*** Extracted material ***

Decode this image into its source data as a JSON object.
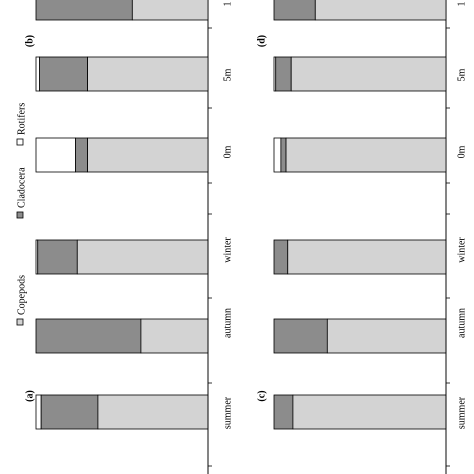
{
  "legend": [
    {
      "name": "Copepods",
      "color": "#d3d3d3"
    },
    {
      "name": "Cladocera",
      "color": "#8c8c8c"
    },
    {
      "name": "Rotifers",
      "color": "#ffffff"
    }
  ],
  "chart_data": [
    {
      "type": "bar",
      "panel_label": "(a)",
      "orientation": "horizontal-stacked-100",
      "categories": [
        "summer",
        "autumn",
        "winter"
      ],
      "series": [
        {
          "name": "Rotifers",
          "values": [
            3,
            0,
            1
          ]
        },
        {
          "name": "Cladocera",
          "values": [
            33,
            61,
            23
          ]
        },
        {
          "name": "Copepods",
          "values": [
            64,
            39,
            76
          ]
        }
      ],
      "xlim": [
        0,
        100
      ]
    },
    {
      "type": "bar",
      "panel_label": "(b)",
      "orientation": "horizontal-stacked-100",
      "categories": [
        "0m",
        "5m",
        "1"
      ],
      "series": [
        {
          "name": "Rotifers",
          "values": [
            23,
            2,
            0
          ]
        },
        {
          "name": "Cladocera",
          "values": [
            7,
            28,
            56
          ]
        },
        {
          "name": "Copepods",
          "values": [
            70,
            70,
            44
          ]
        }
      ],
      "xlim": [
        0,
        100
      ]
    },
    {
      "type": "bar",
      "panel_label": "(c)",
      "orientation": "horizontal-stacked-100",
      "categories": [
        "summer",
        "autumn",
        "winter"
      ],
      "series": [
        {
          "name": "Rotifers",
          "values": [
            0,
            0,
            0
          ]
        },
        {
          "name": "Cladocera",
          "values": [
            11,
            31,
            8
          ]
        },
        {
          "name": "Copepods",
          "values": [
            89,
            69,
            92
          ]
        }
      ],
      "xlim": [
        0,
        100
      ]
    },
    {
      "type": "bar",
      "panel_label": "(d)",
      "orientation": "horizontal-stacked-100",
      "categories": [
        "0m",
        "5m",
        "1"
      ],
      "series": [
        {
          "name": "Rotifers",
          "values": [
            4,
            1,
            0
          ]
        },
        {
          "name": "Cladocera",
          "values": [
            3,
            9,
            24
          ]
        },
        {
          "name": "Copepods",
          "values": [
            93,
            90,
            76
          ]
        }
      ],
      "xlim": [
        0,
        100
      ]
    }
  ]
}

***

Written problem: Do not include the images; transcribe the rest of the listing exactly.

Result:
Decode this image into its source data as a JSON object.
{
  "legend": [
    {
      "name": "Copepods",
      "color": "#d3d3d3"
    },
    {
      "name": "Cladocera",
      "color": "#8c8c8c"
    },
    {
      "name": "Rotifers",
      "color": "#ffffff"
    }
  ],
  "chart_data": [
    {
      "type": "bar",
      "panel_label": "(a)",
      "orientation": "horizontal-stacked-100",
      "categories": [
        "summer",
        "autumn",
        "winter"
      ],
      "series": [
        {
          "name": "Rotifers",
          "values": [
            3,
            0,
            1
          ]
        },
        {
          "name": "Cladocera",
          "values": [
            33,
            61,
            23
          ]
        },
        {
          "name": "Copepods",
          "values": [
            64,
            39,
            76
          ]
        }
      ],
      "xlim": [
        0,
        100
      ]
    },
    {
      "type": "bar",
      "panel_label": "(b)",
      "orientation": "horizontal-stacked-100",
      "categories": [
        "0m",
        "5m",
        "1"
      ],
      "series": [
        {
          "name": "Rotifers",
          "values": [
            23,
            2,
            0
          ]
        },
        {
          "name": "Cladocera",
          "values": [
            7,
            28,
            56
          ]
        },
        {
          "name": "Copepods",
          "values": [
            70,
            70,
            44
          ]
        }
      ],
      "xlim": [
        0,
        100
      ]
    },
    {
      "type": "bar",
      "panel_label": "(c)",
      "orientation": "horizontal-stacked-100",
      "categories": [
        "summer",
        "autumn",
        "winter"
      ],
      "series": [
        {
          "name": "Rotifers",
          "values": [
            0,
            0,
            0
          ]
        },
        {
          "name": "Cladocera",
          "values": [
            11,
            31,
            8
          ]
        },
        {
          "name": "Copepods",
          "values": [
            89,
            69,
            92
          ]
        }
      ],
      "xlim": [
        0,
        100
      ]
    },
    {
      "type": "bar",
      "panel_label": "(d)",
      "orientation": "horizontal-stacked-100",
      "categories": [
        "0m",
        "5m",
        "1"
      ],
      "series": [
        {
          "name": "Rotifers",
          "values": [
            4,
            1,
            0
          ]
        },
        {
          "name": "Cladocera",
          "values": [
            3,
            9,
            24
          ]
        },
        {
          "name": "Copepods",
          "values": [
            93,
            90,
            76
          ]
        }
      ],
      "xlim": [
        0,
        100
      ]
    }
  ]
}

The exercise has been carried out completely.